EXTRACTED MATERIAL>
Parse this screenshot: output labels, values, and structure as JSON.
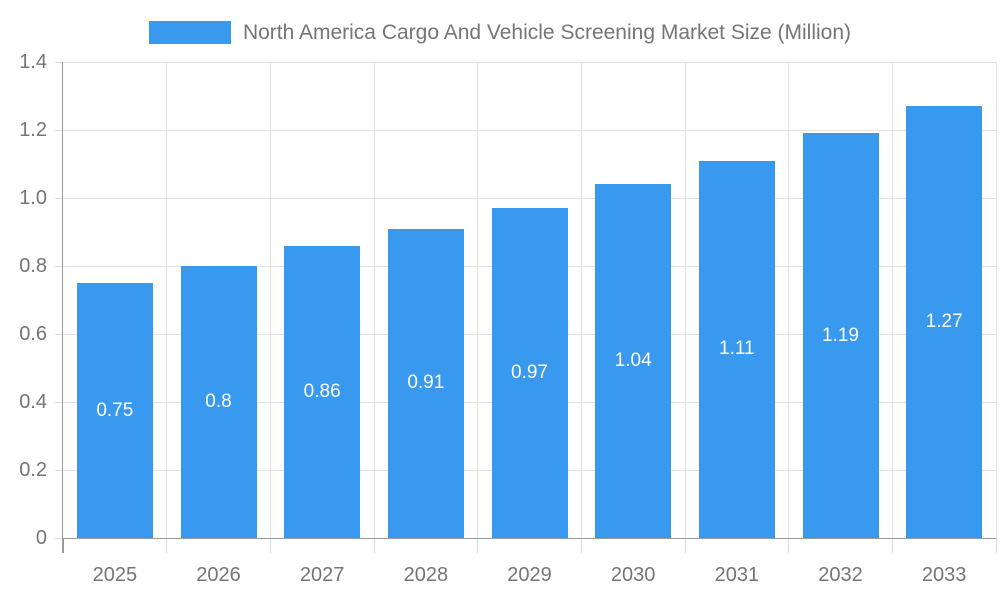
{
  "chart_data": {
    "type": "bar",
    "title": "North America Cargo And Vehicle Screening Market Size (Million)",
    "categories": [
      "2025",
      "2026",
      "2027",
      "2028",
      "2029",
      "2030",
      "2031",
      "2032",
      "2033"
    ],
    "values": [
      0.75,
      0.8,
      0.86,
      0.91,
      0.97,
      1.04,
      1.11,
      1.19,
      1.27
    ],
    "value_labels": [
      "0.75",
      "0.8",
      "0.86",
      "0.91",
      "0.97",
      "1.04",
      "1.11",
      "1.19",
      "1.27"
    ],
    "xlabel": "",
    "ylabel": "",
    "ylim": [
      0,
      1.4
    ],
    "ytick_labels": [
      "1.4",
      "1.2",
      "1.0",
      "0.8",
      "0.6",
      "0.4",
      "0.2",
      "0"
    ],
    "grid": true,
    "legend_position": "top",
    "colors": {
      "bar": "#3899ee",
      "gridline": "#e2e2e2",
      "axis": "#9a9a9a",
      "tick": "#dcdcdc",
      "text": "#757575",
      "bar_label": "#ffffff",
      "background": "#ffffff"
    }
  }
}
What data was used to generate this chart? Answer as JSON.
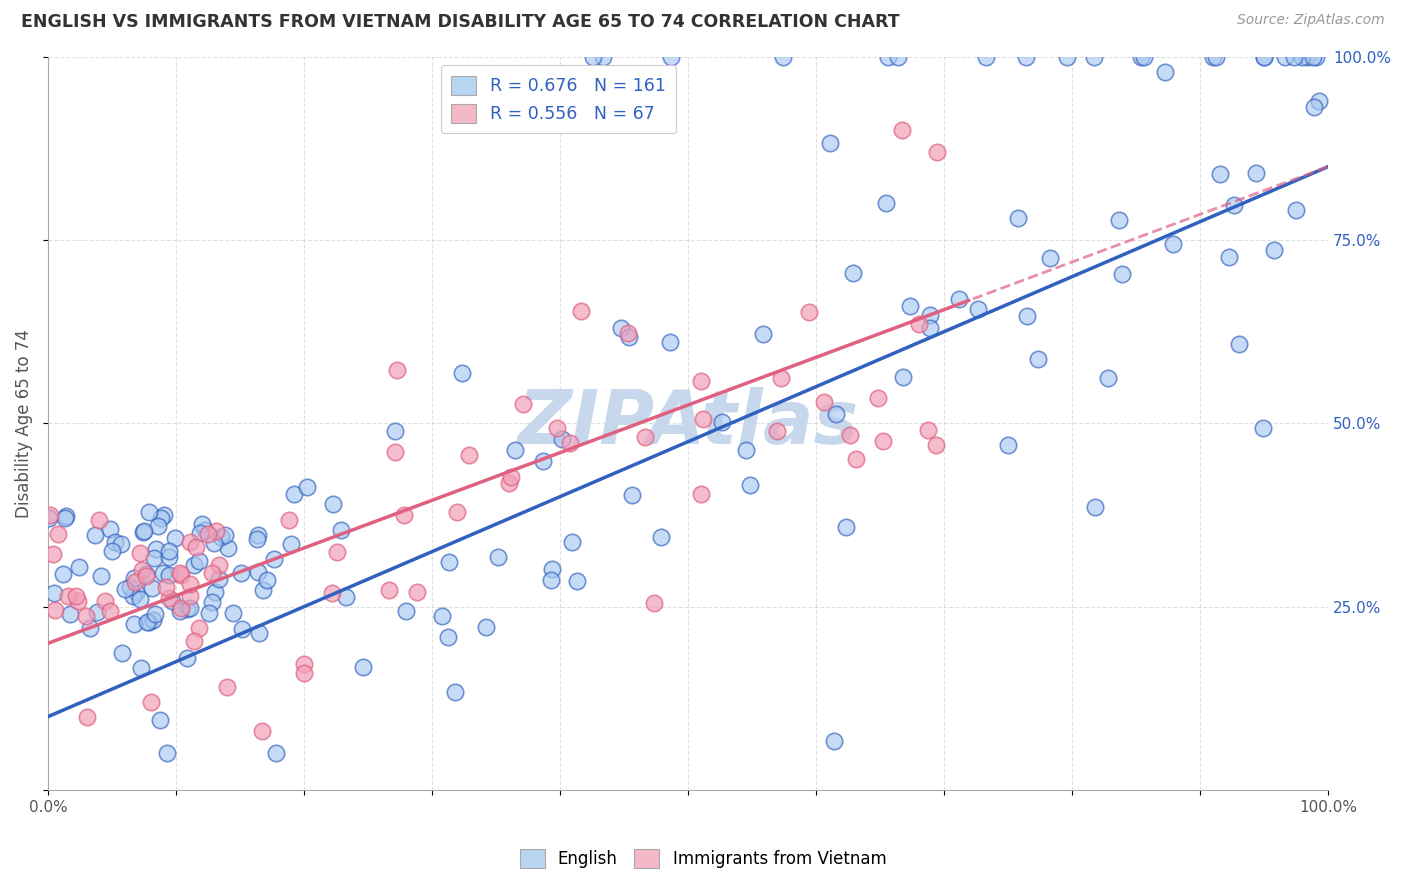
{
  "title": "ENGLISH VS IMMIGRANTS FROM VIETNAM DISABILITY AGE 65 TO 74 CORRELATION CHART",
  "source": "Source: ZipAtlas.com",
  "xlabel": "",
  "ylabel": "Disability Age 65 to 74",
  "watermark": "ZIPAtlas",
  "english_R": 0.676,
  "english_N": 161,
  "vietnam_R": 0.556,
  "vietnam_N": 67,
  "english_color": "#A8C8F0",
  "vietnam_color": "#F0A0B8",
  "english_line_color": "#3060C0",
  "vietnam_line_color": "#E06080",
  "english_slope": 0.75,
  "english_intercept": 0.1,
  "vietnam_slope": 0.65,
  "vietnam_intercept": 0.2,
  "xlim": [
    0.0,
    1.0
  ],
  "ylim": [
    0.0,
    1.0
  ],
  "xticklabels": [
    "0.0%",
    "",
    "",
    "",
    "",
    "",
    "",
    "",
    "",
    "",
    "100.0%"
  ],
  "yticklabels_right": [
    "",
    "25.0%",
    "50.0%",
    "75.0%",
    "100.0%"
  ],
  "background_color": "#FFFFFF",
  "grid_color": "#CCCCCC",
  "title_color": "#333333",
  "source_color": "#999999",
  "watermark_color": "#C8D8EC",
  "legend_box_color_english": "#B8D4F0",
  "legend_box_color_vietnam": "#F4B8C8"
}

GIVEN PROBLEM> How many lines of the entries above hold the string "ylabel"? Reply with the number alone.

ANSWER TO THE TASK> 2